-- Begin Records for processing --

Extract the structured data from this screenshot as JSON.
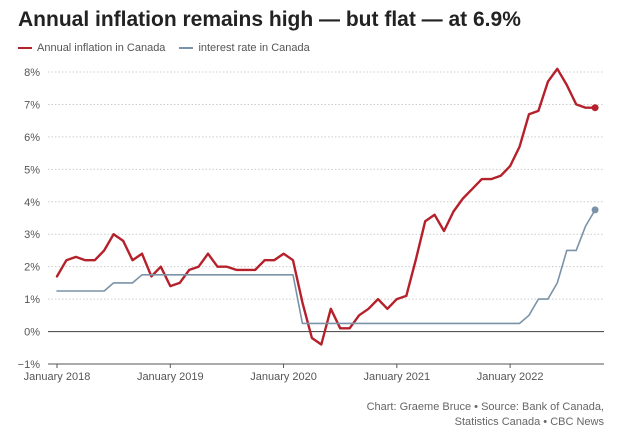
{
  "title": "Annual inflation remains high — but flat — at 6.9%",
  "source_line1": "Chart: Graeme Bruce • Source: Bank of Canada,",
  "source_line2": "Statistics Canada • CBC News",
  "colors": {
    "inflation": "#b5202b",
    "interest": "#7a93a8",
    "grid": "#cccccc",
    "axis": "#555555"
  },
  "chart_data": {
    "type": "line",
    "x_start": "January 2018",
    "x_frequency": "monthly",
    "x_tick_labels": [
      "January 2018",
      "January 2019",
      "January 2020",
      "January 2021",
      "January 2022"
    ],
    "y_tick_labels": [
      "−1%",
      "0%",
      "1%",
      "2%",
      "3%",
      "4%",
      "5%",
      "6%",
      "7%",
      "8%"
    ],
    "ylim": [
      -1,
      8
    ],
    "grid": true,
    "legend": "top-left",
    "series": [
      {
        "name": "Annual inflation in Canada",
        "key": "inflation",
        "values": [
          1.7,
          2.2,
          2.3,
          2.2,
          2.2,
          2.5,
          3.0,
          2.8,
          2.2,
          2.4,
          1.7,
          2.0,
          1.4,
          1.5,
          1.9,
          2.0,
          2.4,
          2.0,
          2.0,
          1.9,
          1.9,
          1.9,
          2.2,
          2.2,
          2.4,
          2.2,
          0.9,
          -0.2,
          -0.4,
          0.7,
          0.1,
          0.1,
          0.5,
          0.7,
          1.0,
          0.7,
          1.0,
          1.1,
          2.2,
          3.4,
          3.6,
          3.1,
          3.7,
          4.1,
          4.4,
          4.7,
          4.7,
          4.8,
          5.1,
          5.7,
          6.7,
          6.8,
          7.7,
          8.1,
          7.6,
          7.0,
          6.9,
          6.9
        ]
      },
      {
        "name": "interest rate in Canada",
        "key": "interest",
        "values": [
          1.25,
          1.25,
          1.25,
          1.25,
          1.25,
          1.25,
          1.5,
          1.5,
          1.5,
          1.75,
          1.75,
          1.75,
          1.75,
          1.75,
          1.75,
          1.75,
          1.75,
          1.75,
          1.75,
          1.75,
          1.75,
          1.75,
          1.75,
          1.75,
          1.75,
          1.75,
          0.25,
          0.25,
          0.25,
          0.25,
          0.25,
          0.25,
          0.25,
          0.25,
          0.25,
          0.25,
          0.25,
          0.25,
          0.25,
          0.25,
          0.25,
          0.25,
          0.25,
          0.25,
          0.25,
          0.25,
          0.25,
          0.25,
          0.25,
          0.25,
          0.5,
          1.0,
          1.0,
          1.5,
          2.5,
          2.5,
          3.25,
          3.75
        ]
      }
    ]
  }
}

-- End Records for processing --

Task requirements: Return each line from the material above exactly, but not the pictures.

Full answer:
Extract the structured data from this screenshot as JSON.
{
  "title": "Annual inflation remains high — but flat — at 6.9%",
  "source_line1": "Chart: Graeme Bruce • Source: Bank of Canada,",
  "source_line2": "Statistics Canada • CBC News",
  "colors": {
    "inflation": "#b5202b",
    "interest": "#7a93a8",
    "grid": "#cccccc",
    "axis": "#555555"
  },
  "chart_data": {
    "type": "line",
    "x_start": "January 2018",
    "x_frequency": "monthly",
    "x_tick_labels": [
      "January 2018",
      "January 2019",
      "January 2020",
      "January 2021",
      "January 2022"
    ],
    "y_tick_labels": [
      "−1%",
      "0%",
      "1%",
      "2%",
      "3%",
      "4%",
      "5%",
      "6%",
      "7%",
      "8%"
    ],
    "ylim": [
      -1,
      8
    ],
    "grid": true,
    "legend": "top-left",
    "series": [
      {
        "name": "Annual inflation in Canada",
        "key": "inflation",
        "values": [
          1.7,
          2.2,
          2.3,
          2.2,
          2.2,
          2.5,
          3.0,
          2.8,
          2.2,
          2.4,
          1.7,
          2.0,
          1.4,
          1.5,
          1.9,
          2.0,
          2.4,
          2.0,
          2.0,
          1.9,
          1.9,
          1.9,
          2.2,
          2.2,
          2.4,
          2.2,
          0.9,
          -0.2,
          -0.4,
          0.7,
          0.1,
          0.1,
          0.5,
          0.7,
          1.0,
          0.7,
          1.0,
          1.1,
          2.2,
          3.4,
          3.6,
          3.1,
          3.7,
          4.1,
          4.4,
          4.7,
          4.7,
          4.8,
          5.1,
          5.7,
          6.7,
          6.8,
          7.7,
          8.1,
          7.6,
          7.0,
          6.9,
          6.9
        ]
      },
      {
        "name": "interest rate in Canada",
        "key": "interest",
        "values": [
          1.25,
          1.25,
          1.25,
          1.25,
          1.25,
          1.25,
          1.5,
          1.5,
          1.5,
          1.75,
          1.75,
          1.75,
          1.75,
          1.75,
          1.75,
          1.75,
          1.75,
          1.75,
          1.75,
          1.75,
          1.75,
          1.75,
          1.75,
          1.75,
          1.75,
          1.75,
          0.25,
          0.25,
          0.25,
          0.25,
          0.25,
          0.25,
          0.25,
          0.25,
          0.25,
          0.25,
          0.25,
          0.25,
          0.25,
          0.25,
          0.25,
          0.25,
          0.25,
          0.25,
          0.25,
          0.25,
          0.25,
          0.25,
          0.25,
          0.25,
          0.5,
          1.0,
          1.0,
          1.5,
          2.5,
          2.5,
          3.25,
          3.75
        ]
      }
    ]
  }
}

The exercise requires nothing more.